**** Items
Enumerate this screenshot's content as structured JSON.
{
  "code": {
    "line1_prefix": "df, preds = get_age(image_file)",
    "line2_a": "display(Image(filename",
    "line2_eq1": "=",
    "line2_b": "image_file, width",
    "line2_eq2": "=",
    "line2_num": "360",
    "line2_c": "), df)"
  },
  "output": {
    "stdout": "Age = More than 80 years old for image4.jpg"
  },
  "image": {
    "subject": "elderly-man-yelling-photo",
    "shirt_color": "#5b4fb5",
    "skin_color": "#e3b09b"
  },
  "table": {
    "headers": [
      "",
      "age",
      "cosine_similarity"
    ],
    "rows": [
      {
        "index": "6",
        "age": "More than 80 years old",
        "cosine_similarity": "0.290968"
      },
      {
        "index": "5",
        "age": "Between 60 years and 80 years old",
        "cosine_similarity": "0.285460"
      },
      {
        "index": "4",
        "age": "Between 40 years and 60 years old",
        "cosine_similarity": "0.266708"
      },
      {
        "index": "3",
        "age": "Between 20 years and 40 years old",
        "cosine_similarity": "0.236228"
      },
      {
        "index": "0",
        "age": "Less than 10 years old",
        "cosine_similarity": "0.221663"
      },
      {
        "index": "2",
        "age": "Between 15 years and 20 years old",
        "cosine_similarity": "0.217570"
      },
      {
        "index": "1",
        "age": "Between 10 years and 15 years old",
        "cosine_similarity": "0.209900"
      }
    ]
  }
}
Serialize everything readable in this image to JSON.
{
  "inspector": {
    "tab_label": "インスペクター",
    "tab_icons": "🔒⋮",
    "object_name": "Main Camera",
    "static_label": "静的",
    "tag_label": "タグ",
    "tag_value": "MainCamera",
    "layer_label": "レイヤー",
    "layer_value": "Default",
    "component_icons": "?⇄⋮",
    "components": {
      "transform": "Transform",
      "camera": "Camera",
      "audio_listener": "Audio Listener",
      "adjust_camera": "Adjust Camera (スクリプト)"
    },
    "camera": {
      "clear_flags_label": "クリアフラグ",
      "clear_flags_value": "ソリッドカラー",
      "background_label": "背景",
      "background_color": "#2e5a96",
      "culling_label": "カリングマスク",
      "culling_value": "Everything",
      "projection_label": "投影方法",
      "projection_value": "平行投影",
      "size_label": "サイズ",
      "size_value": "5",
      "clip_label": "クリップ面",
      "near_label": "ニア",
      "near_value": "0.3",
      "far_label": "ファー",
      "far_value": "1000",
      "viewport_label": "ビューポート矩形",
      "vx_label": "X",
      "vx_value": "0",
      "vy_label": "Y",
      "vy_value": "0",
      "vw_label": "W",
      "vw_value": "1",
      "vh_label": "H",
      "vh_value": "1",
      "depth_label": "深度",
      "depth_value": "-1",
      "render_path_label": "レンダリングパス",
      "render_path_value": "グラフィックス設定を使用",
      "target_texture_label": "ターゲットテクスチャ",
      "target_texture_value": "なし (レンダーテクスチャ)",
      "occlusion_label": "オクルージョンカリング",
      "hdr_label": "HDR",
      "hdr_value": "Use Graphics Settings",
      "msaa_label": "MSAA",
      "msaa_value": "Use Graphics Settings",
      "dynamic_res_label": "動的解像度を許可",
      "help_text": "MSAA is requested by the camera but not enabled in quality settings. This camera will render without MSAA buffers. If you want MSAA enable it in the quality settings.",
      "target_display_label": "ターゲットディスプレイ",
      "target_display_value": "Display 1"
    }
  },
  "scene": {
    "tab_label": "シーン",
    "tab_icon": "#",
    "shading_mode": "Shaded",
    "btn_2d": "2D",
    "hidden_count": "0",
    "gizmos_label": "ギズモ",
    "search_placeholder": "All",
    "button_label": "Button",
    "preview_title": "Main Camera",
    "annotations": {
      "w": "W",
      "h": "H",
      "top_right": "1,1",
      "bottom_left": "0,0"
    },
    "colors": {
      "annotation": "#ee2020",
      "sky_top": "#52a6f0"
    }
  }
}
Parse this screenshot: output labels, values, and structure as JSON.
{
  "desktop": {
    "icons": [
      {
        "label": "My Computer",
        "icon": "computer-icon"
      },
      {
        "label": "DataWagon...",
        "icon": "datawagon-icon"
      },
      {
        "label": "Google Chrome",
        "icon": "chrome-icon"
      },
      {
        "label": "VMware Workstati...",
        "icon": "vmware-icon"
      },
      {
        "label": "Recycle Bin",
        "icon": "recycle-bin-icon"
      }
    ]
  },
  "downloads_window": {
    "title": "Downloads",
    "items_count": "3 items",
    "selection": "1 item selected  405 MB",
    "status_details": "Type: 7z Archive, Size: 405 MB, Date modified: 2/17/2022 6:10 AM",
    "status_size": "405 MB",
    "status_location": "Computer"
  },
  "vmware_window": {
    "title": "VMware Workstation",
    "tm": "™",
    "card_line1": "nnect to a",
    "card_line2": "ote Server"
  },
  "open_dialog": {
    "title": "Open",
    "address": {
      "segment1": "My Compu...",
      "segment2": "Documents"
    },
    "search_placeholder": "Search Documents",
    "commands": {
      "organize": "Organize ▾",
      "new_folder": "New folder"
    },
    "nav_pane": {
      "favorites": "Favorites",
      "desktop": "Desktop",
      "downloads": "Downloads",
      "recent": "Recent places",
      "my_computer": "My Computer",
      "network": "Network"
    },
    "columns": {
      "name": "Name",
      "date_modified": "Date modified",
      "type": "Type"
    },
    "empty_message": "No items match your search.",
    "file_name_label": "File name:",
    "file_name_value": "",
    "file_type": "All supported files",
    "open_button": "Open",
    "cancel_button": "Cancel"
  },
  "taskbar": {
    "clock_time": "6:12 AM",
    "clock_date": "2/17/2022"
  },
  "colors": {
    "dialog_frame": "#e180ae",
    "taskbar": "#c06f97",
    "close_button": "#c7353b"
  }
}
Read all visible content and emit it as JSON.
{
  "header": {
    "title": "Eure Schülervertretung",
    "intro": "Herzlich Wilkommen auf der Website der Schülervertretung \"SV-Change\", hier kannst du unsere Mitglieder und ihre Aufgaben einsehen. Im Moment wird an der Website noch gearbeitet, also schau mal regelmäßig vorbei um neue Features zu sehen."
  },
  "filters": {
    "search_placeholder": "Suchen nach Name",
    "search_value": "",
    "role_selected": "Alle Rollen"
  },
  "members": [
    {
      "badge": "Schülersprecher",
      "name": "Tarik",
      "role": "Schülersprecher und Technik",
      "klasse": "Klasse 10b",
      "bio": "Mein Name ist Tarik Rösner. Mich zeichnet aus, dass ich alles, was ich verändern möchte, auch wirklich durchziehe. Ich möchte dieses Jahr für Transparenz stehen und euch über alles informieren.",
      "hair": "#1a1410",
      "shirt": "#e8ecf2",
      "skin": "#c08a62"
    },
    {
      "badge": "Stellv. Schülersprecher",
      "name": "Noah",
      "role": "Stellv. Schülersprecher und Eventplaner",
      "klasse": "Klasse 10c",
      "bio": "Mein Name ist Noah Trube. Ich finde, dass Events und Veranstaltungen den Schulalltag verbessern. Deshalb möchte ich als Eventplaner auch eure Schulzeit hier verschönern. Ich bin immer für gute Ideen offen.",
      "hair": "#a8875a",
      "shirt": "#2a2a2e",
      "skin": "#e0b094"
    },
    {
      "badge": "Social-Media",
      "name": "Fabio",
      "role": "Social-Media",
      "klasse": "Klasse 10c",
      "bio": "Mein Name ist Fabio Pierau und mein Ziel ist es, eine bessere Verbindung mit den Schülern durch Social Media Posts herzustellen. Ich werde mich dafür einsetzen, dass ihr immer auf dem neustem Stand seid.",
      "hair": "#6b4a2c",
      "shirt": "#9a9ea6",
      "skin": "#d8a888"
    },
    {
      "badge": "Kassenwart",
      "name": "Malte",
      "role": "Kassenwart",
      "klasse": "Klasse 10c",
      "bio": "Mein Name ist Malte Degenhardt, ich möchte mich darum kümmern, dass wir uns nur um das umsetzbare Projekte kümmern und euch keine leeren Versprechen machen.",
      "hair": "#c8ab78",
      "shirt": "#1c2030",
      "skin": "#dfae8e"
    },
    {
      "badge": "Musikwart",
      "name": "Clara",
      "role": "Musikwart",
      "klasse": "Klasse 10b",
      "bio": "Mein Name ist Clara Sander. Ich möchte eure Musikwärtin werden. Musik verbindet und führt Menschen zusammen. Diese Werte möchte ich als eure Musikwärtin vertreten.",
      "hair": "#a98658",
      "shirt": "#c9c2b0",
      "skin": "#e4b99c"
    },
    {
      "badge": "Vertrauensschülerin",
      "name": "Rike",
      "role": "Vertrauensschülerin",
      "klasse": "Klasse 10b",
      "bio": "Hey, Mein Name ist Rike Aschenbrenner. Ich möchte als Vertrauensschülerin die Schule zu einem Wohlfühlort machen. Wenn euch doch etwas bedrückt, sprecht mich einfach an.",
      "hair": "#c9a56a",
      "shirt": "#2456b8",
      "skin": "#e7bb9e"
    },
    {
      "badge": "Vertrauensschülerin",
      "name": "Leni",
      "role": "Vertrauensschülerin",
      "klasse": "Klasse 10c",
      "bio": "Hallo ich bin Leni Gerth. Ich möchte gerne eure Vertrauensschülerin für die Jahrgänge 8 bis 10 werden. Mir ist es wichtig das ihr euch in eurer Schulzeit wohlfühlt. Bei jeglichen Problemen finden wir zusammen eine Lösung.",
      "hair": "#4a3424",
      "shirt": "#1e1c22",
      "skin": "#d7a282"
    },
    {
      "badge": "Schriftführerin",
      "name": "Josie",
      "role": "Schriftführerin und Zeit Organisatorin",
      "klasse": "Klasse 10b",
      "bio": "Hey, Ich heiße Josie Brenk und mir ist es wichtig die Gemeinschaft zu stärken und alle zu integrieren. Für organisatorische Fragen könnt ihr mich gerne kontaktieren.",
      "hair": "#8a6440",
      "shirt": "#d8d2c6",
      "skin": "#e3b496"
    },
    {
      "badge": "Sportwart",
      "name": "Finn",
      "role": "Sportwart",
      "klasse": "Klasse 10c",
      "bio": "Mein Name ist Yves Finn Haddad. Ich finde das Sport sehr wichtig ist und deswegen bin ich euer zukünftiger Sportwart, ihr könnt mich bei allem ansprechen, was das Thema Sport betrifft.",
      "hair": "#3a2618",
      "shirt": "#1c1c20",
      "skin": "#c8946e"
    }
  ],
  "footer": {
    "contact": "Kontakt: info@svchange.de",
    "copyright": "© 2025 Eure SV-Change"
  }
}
********
Work required >> Filter lines by "Schülervertretung" and return each hit.

Final result >>
    "title": "Eure Schülervertretung",
    "intro": "Herzlich Wilkommen auf der Website der Schülervertretung \"SV-Change\", hier kannst du unsere Mitglieder und ihre Aufgaben einsehen. Im Moment wird an der Website noch gearbeitet, also schau mal regelmäßig vorbei um neue Features zu sehen."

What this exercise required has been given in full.